> _What is expected_:
Each line below should be reproduced without any alteration.
------------------------------------------------------------
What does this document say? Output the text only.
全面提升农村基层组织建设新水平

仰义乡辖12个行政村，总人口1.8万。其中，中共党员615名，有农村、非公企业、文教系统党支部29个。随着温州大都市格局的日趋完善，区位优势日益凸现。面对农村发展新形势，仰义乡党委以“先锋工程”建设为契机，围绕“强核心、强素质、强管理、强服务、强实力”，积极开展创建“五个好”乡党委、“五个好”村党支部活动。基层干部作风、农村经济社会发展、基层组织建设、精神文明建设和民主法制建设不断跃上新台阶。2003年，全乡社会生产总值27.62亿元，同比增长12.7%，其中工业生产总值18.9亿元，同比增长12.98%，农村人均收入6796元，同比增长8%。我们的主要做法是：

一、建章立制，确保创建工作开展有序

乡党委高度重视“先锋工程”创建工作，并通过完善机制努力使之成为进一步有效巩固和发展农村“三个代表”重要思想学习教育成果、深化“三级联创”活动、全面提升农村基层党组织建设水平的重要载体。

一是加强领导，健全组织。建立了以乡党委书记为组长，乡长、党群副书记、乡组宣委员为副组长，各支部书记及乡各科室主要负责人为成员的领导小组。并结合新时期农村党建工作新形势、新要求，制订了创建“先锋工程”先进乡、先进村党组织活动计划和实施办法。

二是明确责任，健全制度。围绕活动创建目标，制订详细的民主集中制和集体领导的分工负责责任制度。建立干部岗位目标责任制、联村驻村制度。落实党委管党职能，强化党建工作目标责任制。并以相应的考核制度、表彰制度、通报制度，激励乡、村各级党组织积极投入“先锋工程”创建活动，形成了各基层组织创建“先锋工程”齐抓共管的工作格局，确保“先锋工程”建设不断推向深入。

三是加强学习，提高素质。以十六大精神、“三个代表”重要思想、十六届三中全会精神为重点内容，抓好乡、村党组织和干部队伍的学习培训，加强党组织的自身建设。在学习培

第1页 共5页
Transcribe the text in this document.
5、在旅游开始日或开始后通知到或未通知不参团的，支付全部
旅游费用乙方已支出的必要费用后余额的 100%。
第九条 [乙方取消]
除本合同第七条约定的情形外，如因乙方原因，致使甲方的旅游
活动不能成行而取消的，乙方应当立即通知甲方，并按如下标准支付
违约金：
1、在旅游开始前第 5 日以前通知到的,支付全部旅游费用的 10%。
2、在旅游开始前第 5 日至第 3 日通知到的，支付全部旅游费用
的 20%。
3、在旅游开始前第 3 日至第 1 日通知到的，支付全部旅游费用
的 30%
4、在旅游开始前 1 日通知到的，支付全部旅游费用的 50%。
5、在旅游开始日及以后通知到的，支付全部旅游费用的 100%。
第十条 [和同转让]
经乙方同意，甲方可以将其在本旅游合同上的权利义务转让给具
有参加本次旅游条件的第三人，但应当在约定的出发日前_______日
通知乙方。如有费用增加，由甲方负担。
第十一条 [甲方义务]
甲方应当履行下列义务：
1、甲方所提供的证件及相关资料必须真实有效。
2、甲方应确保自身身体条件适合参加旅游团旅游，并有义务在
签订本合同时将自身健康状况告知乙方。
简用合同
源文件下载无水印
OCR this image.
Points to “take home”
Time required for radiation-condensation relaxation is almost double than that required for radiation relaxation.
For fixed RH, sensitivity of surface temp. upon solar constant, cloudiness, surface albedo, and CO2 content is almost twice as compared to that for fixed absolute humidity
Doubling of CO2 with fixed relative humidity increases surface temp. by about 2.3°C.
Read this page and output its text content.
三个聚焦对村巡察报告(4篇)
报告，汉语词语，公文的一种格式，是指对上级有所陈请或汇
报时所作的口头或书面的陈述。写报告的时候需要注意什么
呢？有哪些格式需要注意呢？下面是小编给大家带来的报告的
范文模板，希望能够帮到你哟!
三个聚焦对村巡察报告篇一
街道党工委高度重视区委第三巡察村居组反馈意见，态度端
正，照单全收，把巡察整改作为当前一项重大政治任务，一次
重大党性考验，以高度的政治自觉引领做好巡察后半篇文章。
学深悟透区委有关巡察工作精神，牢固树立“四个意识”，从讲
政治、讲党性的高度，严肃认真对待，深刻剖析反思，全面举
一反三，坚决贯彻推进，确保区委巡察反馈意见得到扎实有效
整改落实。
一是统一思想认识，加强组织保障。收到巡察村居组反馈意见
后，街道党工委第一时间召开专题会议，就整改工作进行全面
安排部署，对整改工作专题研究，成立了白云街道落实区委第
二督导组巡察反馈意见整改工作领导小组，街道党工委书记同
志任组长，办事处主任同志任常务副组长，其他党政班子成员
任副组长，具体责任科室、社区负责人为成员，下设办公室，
------------------------------------------------------------
> _Output of the task_:
What does this document say? Output the text only.
全面提升农村基层组织建设新水平

仰义乡辖12个行政村，总人口1.8万。其中，中共党员615名，有农村、非公企业、文教系统党支部29个。随着温州大都市格局的日趋完善，区位优势日益凸现。面对农村发展新形势，仰义乡党委以“先锋工程”建设为契机，围绕“强核心、强素质、强管理、强服务、强实力”，积极开展创建“五个好”乡党委、“五个好”村党支部活动。基层干部作风、农村经济社会发展、基层组织建设、精神文明建设和民主法制建设不断跃上新台阶。2003年，全乡社会生产总值27.62亿元，同比增长12.7%，其中工业生产总值18.9亿元，同比增长12.98%，农村人均收入6796元，同比增长8%。我们的主要做法是：

一、建章立制，确保创建工作开展有序

乡党委高度重视“先锋工程”创建工作，并通过完善机制努力使之成为进一步有效巩固和发展农村“三个代表”重要思想学习教育成果、深化“三级联创”活动、全面提升农村基层党组织建设水平的重要载体。

一是加强领导，健全组织。建立了以乡党委书记为组长，乡长、党群副书记、乡组宣委员为副组长，各支部书记及乡各科室主要负责人为成员的领导小组。并结合新时期农村党建工作新形势、新要求，制订了创建“先锋工程”先进乡、先进村党组织活动计划和实施办法。

二是明确责任，健全制度。围绕活动创建目标，制订详细的民主集中制和集体领导的分工负责责任制度。建立干部岗位目标责任制、联村驻村制度。落实党委管党职能，强化党建工作目标责任制。并以相应的考核制度、表彰制度、通报制度，激励乡、村各级党组织积极投入“先锋工程”创建活动，形成了各基层组织创建“先锋工程”齐抓共管的工作格局，确保“先锋工程”建设不断推向深入。

三是加强学习，提高素质。以十六大精神、“三个代表”重要思想、十六届三中全会精神为重点内容，抓好乡、村党组织和干部队伍的学习培训，加强党组织的自身建设。在学习培

第1页 共5页
Transcribe the text in this document.
5、在旅游开始日或开始后通知到或未通知不参团的，支付全部
旅游费用乙方已支出的必要费用后余额的 100%。
第九条 [乙方取消]
除本合同第七条约定的情形外，如因乙方原因，致使甲方的旅游
活动不能成行而取消的，乙方应当立即通知甲方，并按如下标准支付
违约金：
1、在旅游开始前第 5 日以前通知到的,支付全部旅游费用的 10%。
2、在旅游开始前第 5 日至第 3 日通知到的，支付全部旅游费用
的 20%。
3、在旅游开始前第 3 日至第 1 日通知到的，支付全部旅游费用
的 30%
4、在旅游开始前 1 日通知到的，支付全部旅游费用的 50%。
5、在旅游开始日及以后通知到的，支付全部旅游费用的 100%。
第十条 [和同转让]
经乙方同意，甲方可以将其在本旅游合同上的权利义务转让给具
有参加本次旅游条件的第三人，但应当在约定的出发日前_______日
通知乙方。如有费用增加，由甲方负担。
第十一条 [甲方义务]
甲方应当履行下列义务：
1、甲方所提供的证件及相关资料必须真实有效。
2、甲方应确保自身身体条件适合参加旅游团旅游，并有义务在
签订本合同时将自身健康状况告知乙方。
简用合同
源文件下载无水印
OCR this image.
Points to “take home”
Time required for radiation-condensation relaxation is almost double than that required for radiation relaxation.
For fixed RH, sensitivity of surface temp. upon solar constant, cloudiness, surface albedo, and CO2 content is almost twice as compared to that for fixed absolute humidity
Doubling of CO2 with fixed relative humidity increases surface temp. by about 2.3°C.
Read this page and output its text content.
三个聚焦对村巡察报告(4篇)
报告，汉语词语，公文的一种格式，是指对上级有所陈请或汇
报时所作的口头或书面的陈述。写报告的时候需要注意什么
呢？有哪些格式需要注意呢？下面是小编给大家带来的报告的
范文模板，希望能够帮到你哟!
三个聚焦对村巡察报告篇一
街道党工委高度重视区委第三巡察村居组反馈意见，态度端
正，照单全收，把巡察整改作为当前一项重大政治任务，一次
重大党性考验，以高度的政治自觉引领做好巡察后半篇文章。
学深悟透区委有关巡察工作精神，牢固树立“四个意识”，从讲
政治、讲党性的高度，严肃认真对待，深刻剖析反思，全面举
一反三，坚决贯彻推进，确保区委巡察反馈意见得到扎实有效
整改落实。
一是统一思想认识，加强组织保障。收到巡察村居组反馈意见
后，街道党工委第一时间召开专题会议，就整改工作进行全面
安排部署，对整改工作专题研究，成立了白云街道落实区委第
二督导组巡察反馈意见整改工作领导小组，街道党工委书记同
志任组长，办事处主任同志任常务副组长，其他党政班子成员
任副组长，具体责任科室、社区负责人为成员，下设办公室，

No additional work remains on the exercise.